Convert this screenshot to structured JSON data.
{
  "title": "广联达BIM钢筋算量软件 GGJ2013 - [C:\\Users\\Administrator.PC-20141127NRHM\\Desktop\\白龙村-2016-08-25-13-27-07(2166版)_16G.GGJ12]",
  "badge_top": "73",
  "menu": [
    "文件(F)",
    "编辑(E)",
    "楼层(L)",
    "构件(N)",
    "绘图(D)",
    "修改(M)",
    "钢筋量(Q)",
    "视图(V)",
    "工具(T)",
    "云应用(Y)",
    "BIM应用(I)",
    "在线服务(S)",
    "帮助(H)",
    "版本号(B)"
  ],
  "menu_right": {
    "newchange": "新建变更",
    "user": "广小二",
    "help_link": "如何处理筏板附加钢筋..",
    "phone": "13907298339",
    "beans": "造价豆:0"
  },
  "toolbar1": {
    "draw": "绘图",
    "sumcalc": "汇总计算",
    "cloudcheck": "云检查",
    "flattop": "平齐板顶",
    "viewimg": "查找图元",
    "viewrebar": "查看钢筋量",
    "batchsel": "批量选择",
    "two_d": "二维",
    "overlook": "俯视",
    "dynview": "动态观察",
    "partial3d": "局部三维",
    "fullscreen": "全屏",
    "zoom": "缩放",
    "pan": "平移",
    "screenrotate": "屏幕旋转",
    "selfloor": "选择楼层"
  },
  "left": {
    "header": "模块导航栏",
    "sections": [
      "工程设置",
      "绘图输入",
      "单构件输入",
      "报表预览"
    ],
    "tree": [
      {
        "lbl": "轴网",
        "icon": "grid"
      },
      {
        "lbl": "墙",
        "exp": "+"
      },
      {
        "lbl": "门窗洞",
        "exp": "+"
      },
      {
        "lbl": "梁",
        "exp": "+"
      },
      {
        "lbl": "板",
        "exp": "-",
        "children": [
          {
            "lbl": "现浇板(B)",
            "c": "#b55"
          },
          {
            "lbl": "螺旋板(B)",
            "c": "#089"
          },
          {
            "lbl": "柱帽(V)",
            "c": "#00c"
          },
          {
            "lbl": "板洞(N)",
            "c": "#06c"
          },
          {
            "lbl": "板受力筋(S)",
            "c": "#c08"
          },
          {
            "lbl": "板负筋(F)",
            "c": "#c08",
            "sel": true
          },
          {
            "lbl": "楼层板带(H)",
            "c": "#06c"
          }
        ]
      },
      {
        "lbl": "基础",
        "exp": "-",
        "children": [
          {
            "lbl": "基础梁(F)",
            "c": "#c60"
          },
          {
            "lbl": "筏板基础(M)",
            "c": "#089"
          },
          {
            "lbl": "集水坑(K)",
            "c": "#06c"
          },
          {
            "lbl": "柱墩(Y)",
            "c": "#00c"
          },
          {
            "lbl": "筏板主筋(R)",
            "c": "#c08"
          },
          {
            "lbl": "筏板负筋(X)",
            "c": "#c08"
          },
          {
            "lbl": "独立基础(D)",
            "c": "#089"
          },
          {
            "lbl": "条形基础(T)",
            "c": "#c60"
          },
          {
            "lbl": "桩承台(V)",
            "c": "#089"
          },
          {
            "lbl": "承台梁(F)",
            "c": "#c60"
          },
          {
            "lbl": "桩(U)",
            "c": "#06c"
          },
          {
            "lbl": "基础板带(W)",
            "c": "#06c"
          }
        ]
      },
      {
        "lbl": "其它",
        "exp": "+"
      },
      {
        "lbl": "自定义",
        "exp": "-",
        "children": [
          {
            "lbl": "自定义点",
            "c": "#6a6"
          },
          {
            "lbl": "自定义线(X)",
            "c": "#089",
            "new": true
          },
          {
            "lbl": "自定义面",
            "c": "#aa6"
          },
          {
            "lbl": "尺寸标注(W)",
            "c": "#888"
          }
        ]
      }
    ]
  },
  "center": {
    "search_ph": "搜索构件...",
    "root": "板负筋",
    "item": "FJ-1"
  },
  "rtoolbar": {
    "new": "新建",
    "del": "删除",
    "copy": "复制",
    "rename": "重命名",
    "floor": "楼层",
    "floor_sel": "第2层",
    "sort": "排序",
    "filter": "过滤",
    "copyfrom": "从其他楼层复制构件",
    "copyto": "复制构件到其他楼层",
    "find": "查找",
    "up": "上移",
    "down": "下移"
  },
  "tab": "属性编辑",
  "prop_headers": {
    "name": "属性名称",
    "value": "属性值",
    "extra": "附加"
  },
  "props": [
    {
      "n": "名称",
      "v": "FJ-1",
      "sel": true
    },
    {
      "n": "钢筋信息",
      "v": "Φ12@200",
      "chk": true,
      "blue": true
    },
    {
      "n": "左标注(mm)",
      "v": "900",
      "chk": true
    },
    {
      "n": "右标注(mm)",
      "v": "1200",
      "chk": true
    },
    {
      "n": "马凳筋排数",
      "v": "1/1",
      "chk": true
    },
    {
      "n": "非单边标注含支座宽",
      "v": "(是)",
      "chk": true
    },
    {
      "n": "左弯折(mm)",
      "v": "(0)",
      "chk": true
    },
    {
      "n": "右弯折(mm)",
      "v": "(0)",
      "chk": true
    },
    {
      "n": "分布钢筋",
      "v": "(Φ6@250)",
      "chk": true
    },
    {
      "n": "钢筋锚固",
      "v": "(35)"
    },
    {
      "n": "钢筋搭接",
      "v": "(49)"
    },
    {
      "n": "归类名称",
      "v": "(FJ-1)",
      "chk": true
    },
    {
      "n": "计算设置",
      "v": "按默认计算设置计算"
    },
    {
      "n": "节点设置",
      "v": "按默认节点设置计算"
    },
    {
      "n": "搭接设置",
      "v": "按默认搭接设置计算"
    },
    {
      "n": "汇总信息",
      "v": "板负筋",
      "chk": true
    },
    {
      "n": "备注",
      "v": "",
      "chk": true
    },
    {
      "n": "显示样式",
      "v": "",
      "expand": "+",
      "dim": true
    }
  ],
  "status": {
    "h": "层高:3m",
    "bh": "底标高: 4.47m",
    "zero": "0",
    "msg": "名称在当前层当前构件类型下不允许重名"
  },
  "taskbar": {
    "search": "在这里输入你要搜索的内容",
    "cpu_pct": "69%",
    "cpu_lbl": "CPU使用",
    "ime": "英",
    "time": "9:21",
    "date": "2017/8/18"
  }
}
★ ★ ★ ★
What is asked -> Write out the entire listing exactly.

Answer in full ->
Convert this screenshot to structured JSON data.
{
  "title": "广联达BIM钢筋算量软件 GGJ2013 - [C:\\Users\\Administrator.PC-20141127NRHM\\Desktop\\白龙村-2016-08-25-13-27-07(2166版)_16G.GGJ12]",
  "badge_top": "73",
  "menu": [
    "文件(F)",
    "编辑(E)",
    "楼层(L)",
    "构件(N)",
    "绘图(D)",
    "修改(M)",
    "钢筋量(Q)",
    "视图(V)",
    "工具(T)",
    "云应用(Y)",
    "BIM应用(I)",
    "在线服务(S)",
    "帮助(H)",
    "版本号(B)"
  ],
  "menu_right": {
    "newchange": "新建变更",
    "user": "广小二",
    "help_link": "如何处理筏板附加钢筋..",
    "phone": "13907298339",
    "beans": "造价豆:0"
  },
  "toolbar1": {
    "draw": "绘图",
    "sumcalc": "汇总计算",
    "cloudcheck": "云检查",
    "flattop": "平齐板顶",
    "viewimg": "查找图元",
    "viewrebar": "查看钢筋量",
    "batchsel": "批量选择",
    "two_d": "二维",
    "overlook": "俯视",
    "dynview": "动态观察",
    "partial3d": "局部三维",
    "fullscreen": "全屏",
    "zoom": "缩放",
    "pan": "平移",
    "screenrotate": "屏幕旋转",
    "selfloor": "选择楼层"
  },
  "left": {
    "header": "模块导航栏",
    "sections": [
      "工程设置",
      "绘图输入",
      "单构件输入",
      "报表预览"
    ],
    "tree": [
      {
        "lbl": "轴网",
        "icon": "grid"
      },
      {
        "lbl": "墙",
        "exp": "+"
      },
      {
        "lbl": "门窗洞",
        "exp": "+"
      },
      {
        "lbl": "梁",
        "exp": "+"
      },
      {
        "lbl": "板",
        "exp": "-",
        "children": [
          {
            "lbl": "现浇板(B)",
            "c": "#b55"
          },
          {
            "lbl": "螺旋板(B)",
            "c": "#089"
          },
          {
            "lbl": "柱帽(V)",
            "c": "#00c"
          },
          {
            "lbl": "板洞(N)",
            "c": "#06c"
          },
          {
            "lbl": "板受力筋(S)",
            "c": "#c08"
          },
          {
            "lbl": "板负筋(F)",
            "c": "#c08",
            "sel": true
          },
          {
            "lbl": "楼层板带(H)",
            "c": "#06c"
          }
        ]
      },
      {
        "lbl": "基础",
        "exp": "-",
        "children": [
          {
            "lbl": "基础梁(F)",
            "c": "#c60"
          },
          {
            "lbl": "筏板基础(M)",
            "c": "#089"
          },
          {
            "lbl": "集水坑(K)",
            "c": "#06c"
          },
          {
            "lbl": "柱墩(Y)",
            "c": "#00c"
          },
          {
            "lbl": "筏板主筋(R)",
            "c": "#c08"
          },
          {
            "lbl": "筏板负筋(X)",
            "c": "#c08"
          },
          {
            "lbl": "独立基础(D)",
            "c": "#089"
          },
          {
            "lbl": "条形基础(T)",
            "c": "#c60"
          },
          {
            "lbl": "桩承台(V)",
            "c": "#089"
          },
          {
            "lbl": "承台梁(F)",
            "c": "#c60"
          },
          {
            "lbl": "桩(U)",
            "c": "#06c"
          },
          {
            "lbl": "基础板带(W)",
            "c": "#06c"
          }
        ]
      },
      {
        "lbl": "其它",
        "exp": "+"
      },
      {
        "lbl": "自定义",
        "exp": "-",
        "children": [
          {
            "lbl": "自定义点",
            "c": "#6a6"
          },
          {
            "lbl": "自定义线(X)",
            "c": "#089",
            "new": true
          },
          {
            "lbl": "自定义面",
            "c": "#aa6"
          },
          {
            "lbl": "尺寸标注(W)",
            "c": "#888"
          }
        ]
      }
    ]
  },
  "center": {
    "search_ph": "搜索构件...",
    "root": "板负筋",
    "item": "FJ-1"
  },
  "rtoolbar": {
    "new": "新建",
    "del": "删除",
    "copy": "复制",
    "rename": "重命名",
    "floor": "楼层",
    "floor_sel": "第2层",
    "sort": "排序",
    "filter": "过滤",
    "copyfrom": "从其他楼层复制构件",
    "copyto": "复制构件到其他楼层",
    "find": "查找",
    "up": "上移",
    "down": "下移"
  },
  "tab": "属性编辑",
  "prop_headers": {
    "name": "属性名称",
    "value": "属性值",
    "extra": "附加"
  },
  "props": [
    {
      "n": "名称",
      "v": "FJ-1",
      "sel": true
    },
    {
      "n": "钢筋信息",
      "v": "Φ12@200",
      "chk": true,
      "blue": true
    },
    {
      "n": "左标注(mm)",
      "v": "900",
      "chk": true
    },
    {
      "n": "右标注(mm)",
      "v": "1200",
      "chk": true
    },
    {
      "n": "马凳筋排数",
      "v": "1/1",
      "chk": true
    },
    {
      "n": "非单边标注含支座宽",
      "v": "(是)",
      "chk": true
    },
    {
      "n": "左弯折(mm)",
      "v": "(0)",
      "chk": true
    },
    {
      "n": "右弯折(mm)",
      "v": "(0)",
      "chk": true
    },
    {
      "n": "分布钢筋",
      "v": "(Φ6@250)",
      "chk": true
    },
    {
      "n": "钢筋锚固",
      "v": "(35)"
    },
    {
      "n": "钢筋搭接",
      "v": "(49)"
    },
    {
      "n": "归类名称",
      "v": "(FJ-1)",
      "chk": true
    },
    {
      "n": "计算设置",
      "v": "按默认计算设置计算"
    },
    {
      "n": "节点设置",
      "v": "按默认节点设置计算"
    },
    {
      "n": "搭接设置",
      "v": "按默认搭接设置计算"
    },
    {
      "n": "汇总信息",
      "v": "板负筋",
      "chk": true
    },
    {
      "n": "备注",
      "v": "",
      "chk": true
    },
    {
      "n": "显示样式",
      "v": "",
      "expand": "+",
      "dim": true
    }
  ],
  "status": {
    "h": "层高:3m",
    "bh": "底标高: 4.47m",
    "zero": "0",
    "msg": "名称在当前层当前构件类型下不允许重名"
  },
  "taskbar": {
    "search": "在这里输入你要搜索的内容",
    "cpu_pct": "69%",
    "cpu_lbl": "CPU使用",
    "ime": "英",
    "time": "9:21",
    "date": "2017/8/18"
  }
}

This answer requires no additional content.